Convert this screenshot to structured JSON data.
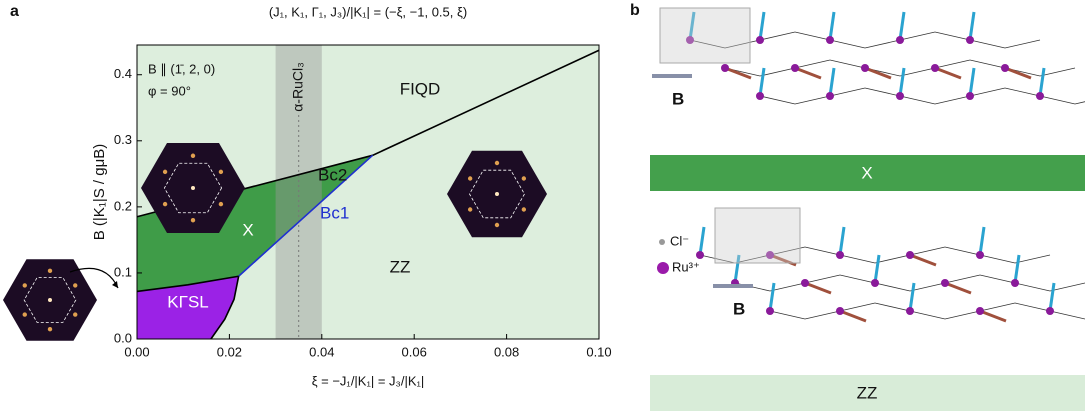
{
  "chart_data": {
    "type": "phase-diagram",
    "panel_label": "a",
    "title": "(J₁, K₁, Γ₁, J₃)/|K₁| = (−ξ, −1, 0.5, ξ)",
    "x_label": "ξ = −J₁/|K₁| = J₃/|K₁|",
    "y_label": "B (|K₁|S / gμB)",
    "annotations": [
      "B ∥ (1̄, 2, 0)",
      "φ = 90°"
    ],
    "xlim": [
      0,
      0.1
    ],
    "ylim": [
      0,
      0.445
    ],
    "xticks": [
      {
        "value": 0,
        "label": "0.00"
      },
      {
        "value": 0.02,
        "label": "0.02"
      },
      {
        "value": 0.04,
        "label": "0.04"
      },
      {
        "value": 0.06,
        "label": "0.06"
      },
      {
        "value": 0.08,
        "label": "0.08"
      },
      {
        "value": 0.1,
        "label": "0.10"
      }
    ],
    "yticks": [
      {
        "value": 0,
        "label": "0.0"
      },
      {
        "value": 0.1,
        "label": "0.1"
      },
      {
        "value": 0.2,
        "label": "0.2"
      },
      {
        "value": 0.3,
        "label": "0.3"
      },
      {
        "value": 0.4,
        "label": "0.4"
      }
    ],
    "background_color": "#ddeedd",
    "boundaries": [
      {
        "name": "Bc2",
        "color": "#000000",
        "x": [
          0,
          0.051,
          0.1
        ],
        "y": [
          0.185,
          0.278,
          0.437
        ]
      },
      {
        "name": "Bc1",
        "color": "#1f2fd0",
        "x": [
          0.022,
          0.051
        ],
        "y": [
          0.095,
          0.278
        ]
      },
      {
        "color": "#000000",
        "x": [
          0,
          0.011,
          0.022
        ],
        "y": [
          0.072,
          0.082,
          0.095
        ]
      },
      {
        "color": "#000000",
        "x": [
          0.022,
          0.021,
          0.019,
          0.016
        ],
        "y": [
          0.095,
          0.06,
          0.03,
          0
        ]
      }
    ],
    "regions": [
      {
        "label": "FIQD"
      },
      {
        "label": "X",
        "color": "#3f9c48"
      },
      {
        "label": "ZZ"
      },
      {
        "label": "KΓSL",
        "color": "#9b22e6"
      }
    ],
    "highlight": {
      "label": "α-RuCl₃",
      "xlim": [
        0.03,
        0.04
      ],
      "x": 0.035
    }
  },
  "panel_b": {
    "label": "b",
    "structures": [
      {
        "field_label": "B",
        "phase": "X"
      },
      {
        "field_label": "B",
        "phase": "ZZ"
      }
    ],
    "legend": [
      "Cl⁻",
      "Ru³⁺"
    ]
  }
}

*WHAT YOU HAVE TO DO*:
Working from the material above, transcribe it exactly while omitting pictures.

*WRITTEN RESPONSE*:
Convert this screenshot to structured JSON data.
{
  "chart_data": {
    "type": "phase-diagram",
    "panel_label": "a",
    "title": "(J₁, K₁, Γ₁, J₃)/|K₁| = (−ξ, −1, 0.5, ξ)",
    "x_label": "ξ = −J₁/|K₁| = J₃/|K₁|",
    "y_label": "B (|K₁|S / gμB)",
    "annotations": [
      "B ∥ (1̄, 2, 0)",
      "φ = 90°"
    ],
    "xlim": [
      0,
      0.1
    ],
    "ylim": [
      0,
      0.445
    ],
    "xticks": [
      {
        "value": 0,
        "label": "0.00"
      },
      {
        "value": 0.02,
        "label": "0.02"
      },
      {
        "value": 0.04,
        "label": "0.04"
      },
      {
        "value": 0.06,
        "label": "0.06"
      },
      {
        "value": 0.08,
        "label": "0.08"
      },
      {
        "value": 0.1,
        "label": "0.10"
      }
    ],
    "yticks": [
      {
        "value": 0,
        "label": "0.0"
      },
      {
        "value": 0.1,
        "label": "0.1"
      },
      {
        "value": 0.2,
        "label": "0.2"
      },
      {
        "value": 0.3,
        "label": "0.3"
      },
      {
        "value": 0.4,
        "label": "0.4"
      }
    ],
    "background_color": "#ddeedd",
    "boundaries": [
      {
        "name": "Bc2",
        "color": "#000000",
        "x": [
          0,
          0.051,
          0.1
        ],
        "y": [
          0.185,
          0.278,
          0.437
        ]
      },
      {
        "name": "Bc1",
        "color": "#1f2fd0",
        "x": [
          0.022,
          0.051
        ],
        "y": [
          0.095,
          0.278
        ]
      },
      {
        "color": "#000000",
        "x": [
          0,
          0.011,
          0.022
        ],
        "y": [
          0.072,
          0.082,
          0.095
        ]
      },
      {
        "color": "#000000",
        "x": [
          0.022,
          0.021,
          0.019,
          0.016
        ],
        "y": [
          0.095,
          0.06,
          0.03,
          0
        ]
      }
    ],
    "regions": [
      {
        "label": "FIQD"
      },
      {
        "label": "X",
        "color": "#3f9c48"
      },
      {
        "label": "ZZ"
      },
      {
        "label": "KΓSL",
        "color": "#9b22e6"
      }
    ],
    "highlight": {
      "label": "α-RuCl₃",
      "xlim": [
        0.03,
        0.04
      ],
      "x": 0.035
    }
  },
  "panel_b": {
    "label": "b",
    "structures": [
      {
        "field_label": "B",
        "phase": "X"
      },
      {
        "field_label": "B",
        "phase": "ZZ"
      }
    ],
    "legend": [
      "Cl⁻",
      "Ru³⁺"
    ]
  }
}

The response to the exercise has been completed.